Begin Listed records

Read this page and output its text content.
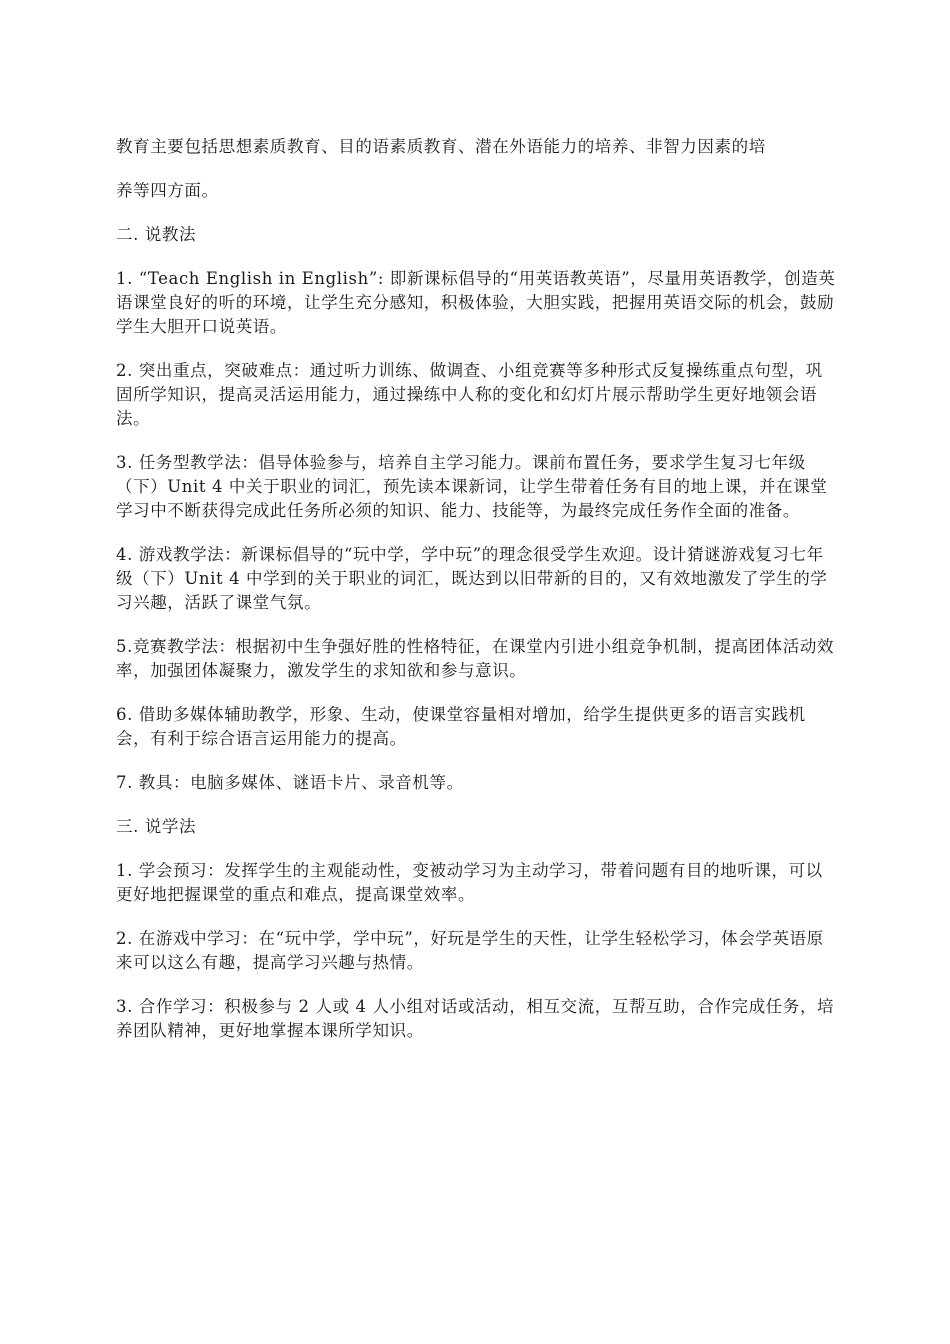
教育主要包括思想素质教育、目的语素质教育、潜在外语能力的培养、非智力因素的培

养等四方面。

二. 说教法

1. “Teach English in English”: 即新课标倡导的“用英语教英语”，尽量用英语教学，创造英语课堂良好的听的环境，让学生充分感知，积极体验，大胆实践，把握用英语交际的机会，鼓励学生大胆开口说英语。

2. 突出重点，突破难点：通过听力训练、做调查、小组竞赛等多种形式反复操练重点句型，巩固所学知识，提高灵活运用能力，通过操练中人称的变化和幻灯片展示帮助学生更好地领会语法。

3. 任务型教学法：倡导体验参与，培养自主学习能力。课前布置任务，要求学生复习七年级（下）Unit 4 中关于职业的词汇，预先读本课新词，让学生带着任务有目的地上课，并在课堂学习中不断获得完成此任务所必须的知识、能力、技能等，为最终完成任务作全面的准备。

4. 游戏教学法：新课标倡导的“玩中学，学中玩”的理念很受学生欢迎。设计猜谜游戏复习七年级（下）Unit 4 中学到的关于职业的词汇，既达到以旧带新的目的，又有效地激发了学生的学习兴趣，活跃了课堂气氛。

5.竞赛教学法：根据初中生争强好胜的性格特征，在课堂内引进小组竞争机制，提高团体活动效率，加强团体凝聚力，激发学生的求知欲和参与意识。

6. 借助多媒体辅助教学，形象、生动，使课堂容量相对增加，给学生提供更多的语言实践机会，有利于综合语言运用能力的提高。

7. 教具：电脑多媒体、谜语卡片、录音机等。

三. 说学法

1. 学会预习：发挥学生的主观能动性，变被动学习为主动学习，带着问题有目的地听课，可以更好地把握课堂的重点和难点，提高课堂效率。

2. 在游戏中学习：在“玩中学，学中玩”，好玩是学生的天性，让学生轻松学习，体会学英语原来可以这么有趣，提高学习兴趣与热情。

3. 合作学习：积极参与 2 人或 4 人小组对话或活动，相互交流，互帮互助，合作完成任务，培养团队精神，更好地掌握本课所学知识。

End Listed records
Begin Listed records

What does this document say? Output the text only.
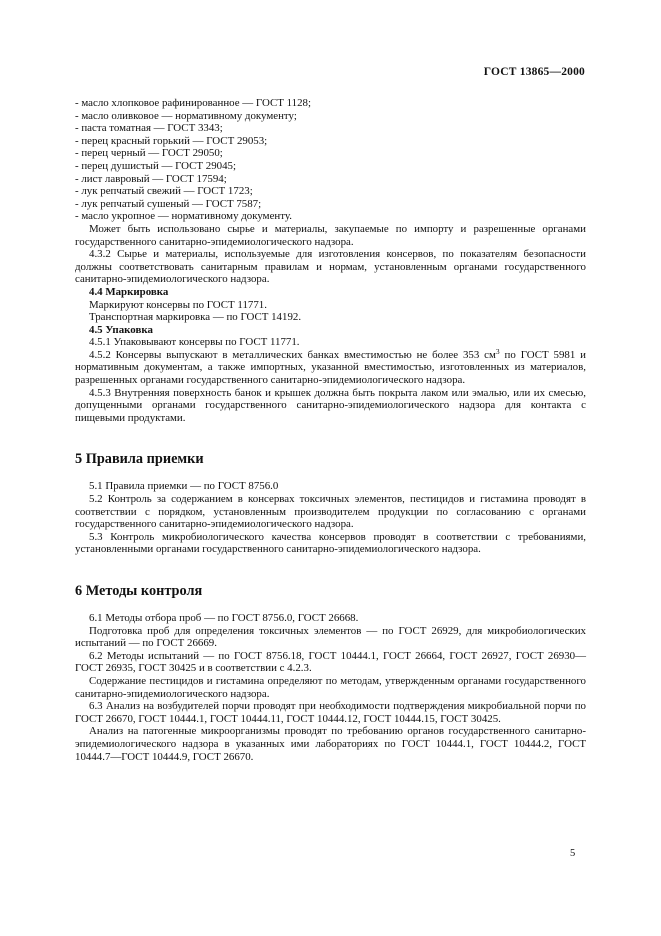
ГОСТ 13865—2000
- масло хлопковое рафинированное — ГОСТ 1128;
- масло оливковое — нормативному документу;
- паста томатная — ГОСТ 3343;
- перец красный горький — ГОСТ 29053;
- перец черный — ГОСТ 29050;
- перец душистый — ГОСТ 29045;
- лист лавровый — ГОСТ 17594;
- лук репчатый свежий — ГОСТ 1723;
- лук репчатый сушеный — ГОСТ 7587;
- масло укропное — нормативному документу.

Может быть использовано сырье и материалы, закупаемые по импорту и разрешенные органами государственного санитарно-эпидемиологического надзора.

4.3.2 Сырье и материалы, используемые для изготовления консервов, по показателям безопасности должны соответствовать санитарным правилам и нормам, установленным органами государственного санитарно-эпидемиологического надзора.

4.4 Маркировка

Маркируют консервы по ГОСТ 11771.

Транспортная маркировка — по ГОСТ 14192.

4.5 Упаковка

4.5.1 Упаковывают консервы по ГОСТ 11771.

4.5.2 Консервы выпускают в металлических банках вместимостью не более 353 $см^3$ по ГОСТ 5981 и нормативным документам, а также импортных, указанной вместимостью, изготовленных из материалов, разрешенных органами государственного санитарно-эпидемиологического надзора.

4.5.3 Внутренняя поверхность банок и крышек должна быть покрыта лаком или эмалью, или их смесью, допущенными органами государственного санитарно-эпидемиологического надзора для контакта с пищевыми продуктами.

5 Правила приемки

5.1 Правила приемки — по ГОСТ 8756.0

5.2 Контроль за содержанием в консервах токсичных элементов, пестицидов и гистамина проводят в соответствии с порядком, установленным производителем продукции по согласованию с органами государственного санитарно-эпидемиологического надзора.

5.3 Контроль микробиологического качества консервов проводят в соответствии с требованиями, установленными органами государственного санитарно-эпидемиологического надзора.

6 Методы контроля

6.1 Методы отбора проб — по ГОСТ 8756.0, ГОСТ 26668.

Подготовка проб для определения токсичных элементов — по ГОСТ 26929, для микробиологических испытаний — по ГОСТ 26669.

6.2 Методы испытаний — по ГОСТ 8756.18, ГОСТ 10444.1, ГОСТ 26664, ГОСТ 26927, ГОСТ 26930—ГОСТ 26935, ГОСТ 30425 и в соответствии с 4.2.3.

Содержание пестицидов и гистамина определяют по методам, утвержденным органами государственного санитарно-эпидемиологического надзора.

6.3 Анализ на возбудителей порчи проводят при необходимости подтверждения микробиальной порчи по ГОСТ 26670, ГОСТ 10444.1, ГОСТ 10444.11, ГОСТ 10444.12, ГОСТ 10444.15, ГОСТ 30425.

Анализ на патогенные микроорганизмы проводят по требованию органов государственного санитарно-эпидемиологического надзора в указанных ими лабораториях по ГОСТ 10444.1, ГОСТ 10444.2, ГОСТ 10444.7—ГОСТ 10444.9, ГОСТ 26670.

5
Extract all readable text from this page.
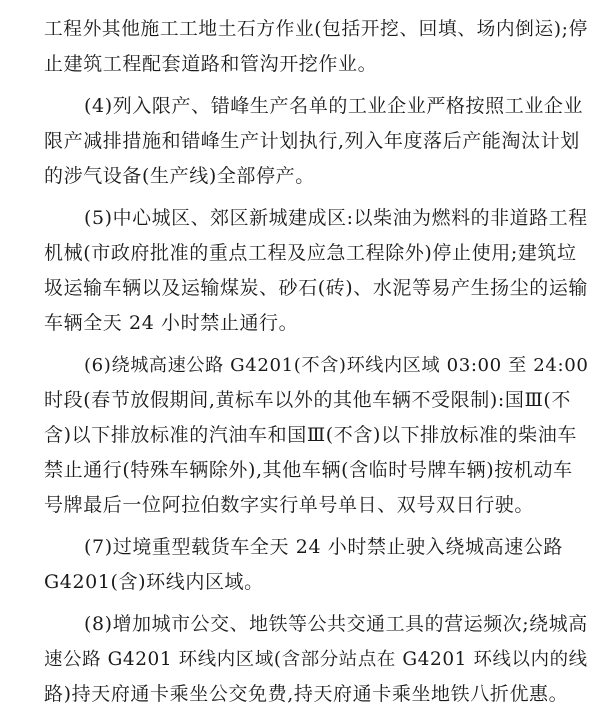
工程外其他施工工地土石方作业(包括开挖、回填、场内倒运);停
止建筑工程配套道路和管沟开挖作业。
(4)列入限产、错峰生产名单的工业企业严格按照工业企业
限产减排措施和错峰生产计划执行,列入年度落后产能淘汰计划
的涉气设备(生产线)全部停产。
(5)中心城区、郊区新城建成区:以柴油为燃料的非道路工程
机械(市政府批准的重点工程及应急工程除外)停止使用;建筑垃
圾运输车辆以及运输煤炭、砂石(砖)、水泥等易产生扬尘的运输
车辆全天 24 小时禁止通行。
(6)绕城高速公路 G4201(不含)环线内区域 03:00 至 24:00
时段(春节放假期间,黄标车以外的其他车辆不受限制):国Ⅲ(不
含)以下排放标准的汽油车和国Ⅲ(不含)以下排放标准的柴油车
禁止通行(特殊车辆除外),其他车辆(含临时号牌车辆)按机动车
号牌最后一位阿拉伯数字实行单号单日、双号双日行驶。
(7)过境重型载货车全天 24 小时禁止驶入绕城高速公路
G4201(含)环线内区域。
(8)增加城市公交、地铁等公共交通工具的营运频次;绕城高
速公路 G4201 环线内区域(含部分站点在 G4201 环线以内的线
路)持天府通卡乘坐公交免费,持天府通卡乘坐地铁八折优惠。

End Listed records
Begin Listed records

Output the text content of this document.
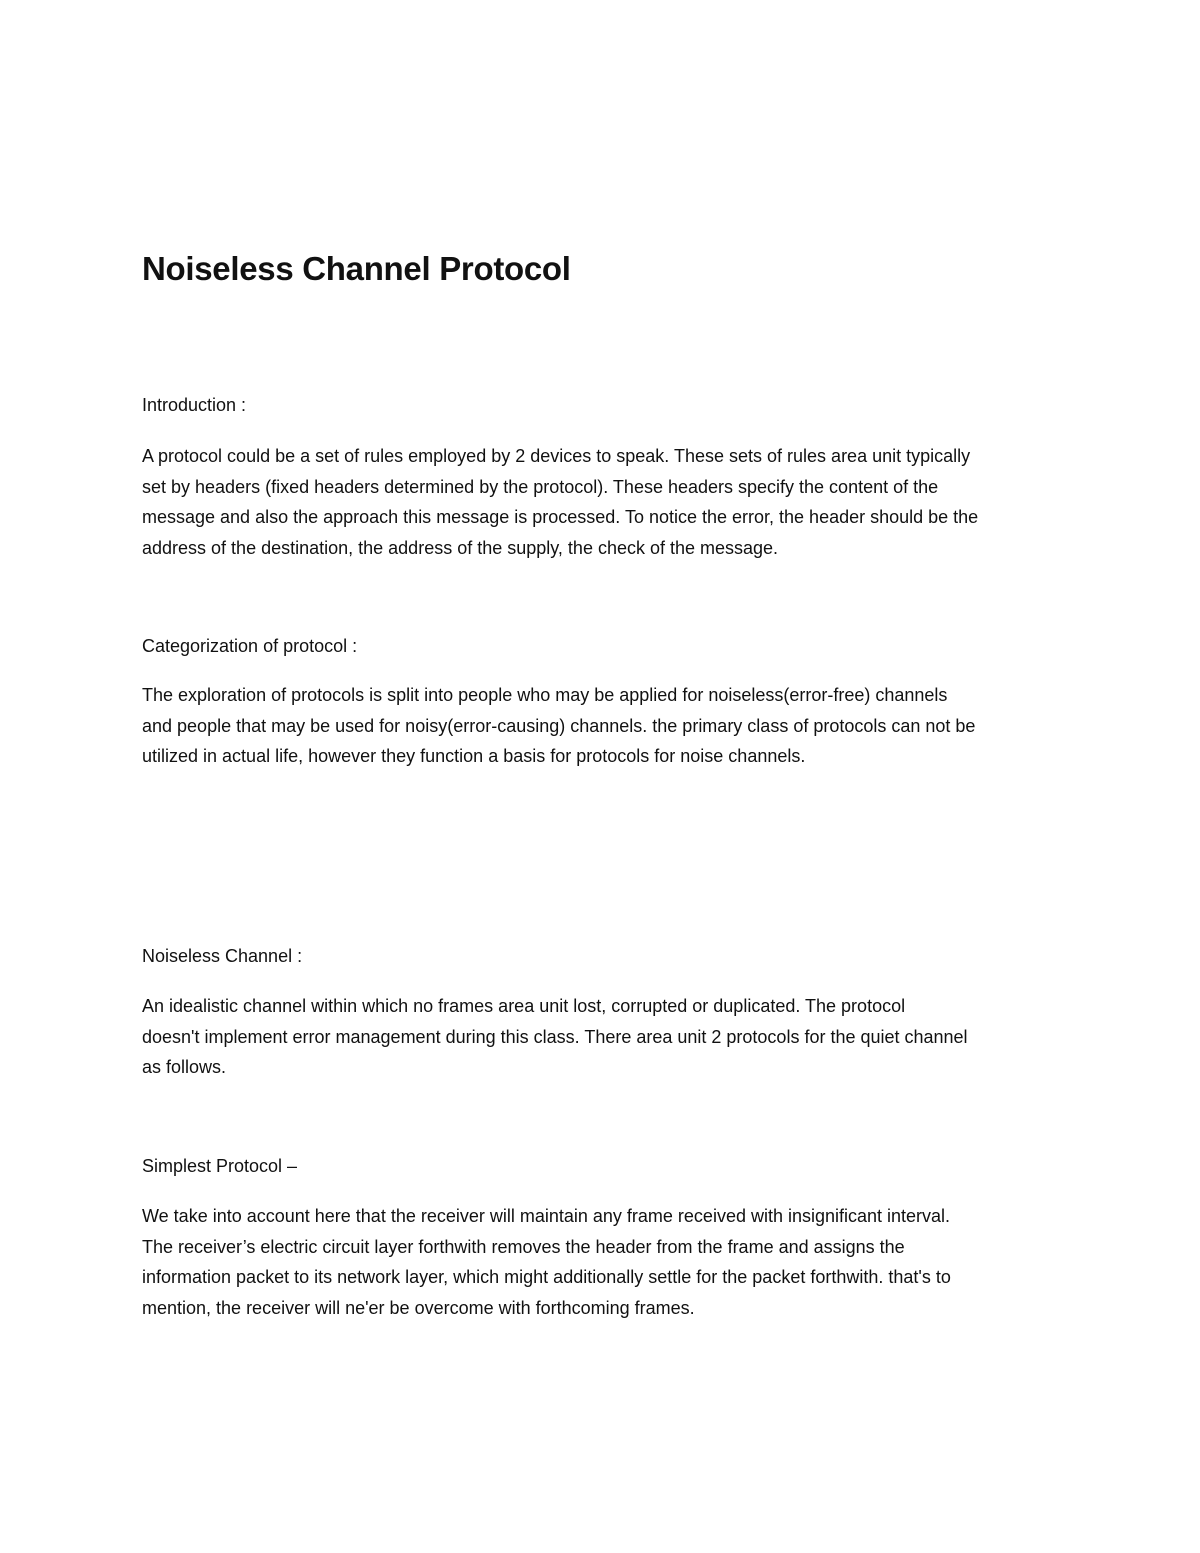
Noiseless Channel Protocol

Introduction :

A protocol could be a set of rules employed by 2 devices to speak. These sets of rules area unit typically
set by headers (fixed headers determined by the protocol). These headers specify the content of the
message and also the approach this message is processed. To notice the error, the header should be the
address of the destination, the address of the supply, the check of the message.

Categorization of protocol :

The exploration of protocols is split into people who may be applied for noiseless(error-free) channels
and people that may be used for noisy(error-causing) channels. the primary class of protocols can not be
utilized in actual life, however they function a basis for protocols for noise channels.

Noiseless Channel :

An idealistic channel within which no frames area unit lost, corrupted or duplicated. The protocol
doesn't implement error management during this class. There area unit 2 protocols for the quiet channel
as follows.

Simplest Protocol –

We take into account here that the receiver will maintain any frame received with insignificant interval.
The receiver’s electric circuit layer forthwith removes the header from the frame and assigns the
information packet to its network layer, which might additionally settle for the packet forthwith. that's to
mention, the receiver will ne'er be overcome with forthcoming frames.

End Listed records

Directive — From the entries above, copy every line that holds the word "page".

Exercise answer —
Read this page and output its text content.
Extract all readable text from this page.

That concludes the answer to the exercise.